=== Record extracts ===
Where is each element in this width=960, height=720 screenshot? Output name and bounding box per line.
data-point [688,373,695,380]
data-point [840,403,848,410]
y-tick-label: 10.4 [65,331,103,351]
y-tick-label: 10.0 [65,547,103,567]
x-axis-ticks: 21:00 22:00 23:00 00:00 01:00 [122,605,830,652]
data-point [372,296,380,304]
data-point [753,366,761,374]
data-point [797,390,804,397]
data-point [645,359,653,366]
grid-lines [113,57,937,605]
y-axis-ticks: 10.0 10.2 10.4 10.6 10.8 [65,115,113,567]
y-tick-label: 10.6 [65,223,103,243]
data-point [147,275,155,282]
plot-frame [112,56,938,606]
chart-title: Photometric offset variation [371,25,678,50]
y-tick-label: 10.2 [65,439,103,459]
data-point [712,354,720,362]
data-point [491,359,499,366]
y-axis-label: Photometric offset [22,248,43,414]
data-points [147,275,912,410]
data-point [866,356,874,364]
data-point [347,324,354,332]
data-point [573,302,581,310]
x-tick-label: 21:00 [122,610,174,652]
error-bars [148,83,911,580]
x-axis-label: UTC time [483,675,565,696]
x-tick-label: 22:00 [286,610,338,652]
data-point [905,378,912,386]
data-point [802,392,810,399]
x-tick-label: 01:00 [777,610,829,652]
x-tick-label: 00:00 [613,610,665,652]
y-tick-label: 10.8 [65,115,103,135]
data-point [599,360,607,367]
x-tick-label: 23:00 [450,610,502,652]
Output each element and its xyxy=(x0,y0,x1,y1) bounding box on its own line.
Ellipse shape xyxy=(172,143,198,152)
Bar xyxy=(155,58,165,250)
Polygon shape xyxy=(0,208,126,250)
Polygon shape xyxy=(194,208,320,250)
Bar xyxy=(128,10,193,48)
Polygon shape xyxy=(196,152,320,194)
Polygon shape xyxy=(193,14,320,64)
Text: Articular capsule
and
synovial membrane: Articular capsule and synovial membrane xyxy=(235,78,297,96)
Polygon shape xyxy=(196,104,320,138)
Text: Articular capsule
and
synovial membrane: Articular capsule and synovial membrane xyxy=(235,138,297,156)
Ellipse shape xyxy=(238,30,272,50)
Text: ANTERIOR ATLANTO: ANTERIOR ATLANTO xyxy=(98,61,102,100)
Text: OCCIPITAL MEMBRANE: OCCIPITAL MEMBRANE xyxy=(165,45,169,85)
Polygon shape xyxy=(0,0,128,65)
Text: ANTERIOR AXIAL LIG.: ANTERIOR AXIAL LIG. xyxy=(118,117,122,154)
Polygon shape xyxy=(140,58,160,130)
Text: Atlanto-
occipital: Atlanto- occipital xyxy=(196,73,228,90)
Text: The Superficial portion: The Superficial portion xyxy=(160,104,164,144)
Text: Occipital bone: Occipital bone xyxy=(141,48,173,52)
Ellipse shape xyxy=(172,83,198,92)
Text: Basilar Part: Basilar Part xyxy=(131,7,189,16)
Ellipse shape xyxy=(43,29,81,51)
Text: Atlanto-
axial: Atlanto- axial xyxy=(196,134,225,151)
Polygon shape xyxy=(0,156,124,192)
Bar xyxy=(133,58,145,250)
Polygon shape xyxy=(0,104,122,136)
===
*What is needed:*
Retype everything from the first of the lines above down to the line that contains "Text: OCCIPITAL MEMBRANE: OCCIPITAL", both included, without changing anything.

*Response to this task:*
Where is each element in this width=960, height=720 screenshot? Output name and bounding box per line.
data-point [688,373,695,380]
data-point [840,403,848,410]
y-tick-label: 10.4 [65,331,103,351]
y-tick-label: 10.0 [65,547,103,567]
x-axis-ticks: 21:00 22:00 23:00 00:00 01:00 [122,605,830,652]
data-point [372,296,380,304]
data-point [753,366,761,374]
data-point [797,390,804,397]
data-point [645,359,653,366]
grid-lines [113,57,937,605]
y-axis-ticks: 10.0 10.2 10.4 10.6 10.8 [65,115,113,567]
y-tick-label: 10.6 [65,223,103,243]
data-point [147,275,155,282]
plot-frame [112,56,938,606]
chart-title: Photometric offset variation [371,25,678,50]
y-tick-label: 10.2 [65,439,103,459]
data-point [712,354,720,362]
data-point [491,359,499,366]
y-axis-label: Photometric offset [22,248,43,414]
data-points [147,275,912,410]
data-point [866,356,874,364]
data-point [347,324,354,332]
data-point [573,302,581,310]
x-tick-label: 21:00 [122,610,174,652]
error-bars [148,83,911,580]
x-axis-label: UTC time [483,675,565,696]
x-tick-label: 22:00 [286,610,338,652]
data-point [905,378,912,386]
data-point [802,392,810,399]
x-tick-label: 01:00 [777,610,829,652]
x-tick-label: 00:00 [613,610,665,652]
y-tick-label: 10.8 [65,115,103,135]
data-point [599,360,607,367]
x-tick-label: 23:00 [450,610,502,652]
Output each element and its xyxy=(x0,y0,x1,y1) bounding box on its own line.
Ellipse shape xyxy=(172,143,198,152)
Bar xyxy=(155,58,165,250)
Polygon shape xyxy=(0,208,126,250)
Polygon shape xyxy=(194,208,320,250)
Bar xyxy=(128,10,193,48)
Polygon shape xyxy=(196,152,320,194)
Polygon shape xyxy=(193,14,320,64)
Text: Articular capsule
and
synovial membrane: Articular capsule and synovial membrane xyxy=(235,78,297,96)
Polygon shape xyxy=(196,104,320,138)
Text: Articular capsule
and
synovial membrane: Articular capsule and synovial membrane xyxy=(235,138,297,156)
Ellipse shape xyxy=(238,30,272,50)
Text: ANTERIOR ATLANTO: ANTERIOR ATLANTO xyxy=(98,61,102,100)
Text: OCCIPITAL MEMBRANE: OCCIPITAL MEMBRANE xyxy=(165,45,169,85)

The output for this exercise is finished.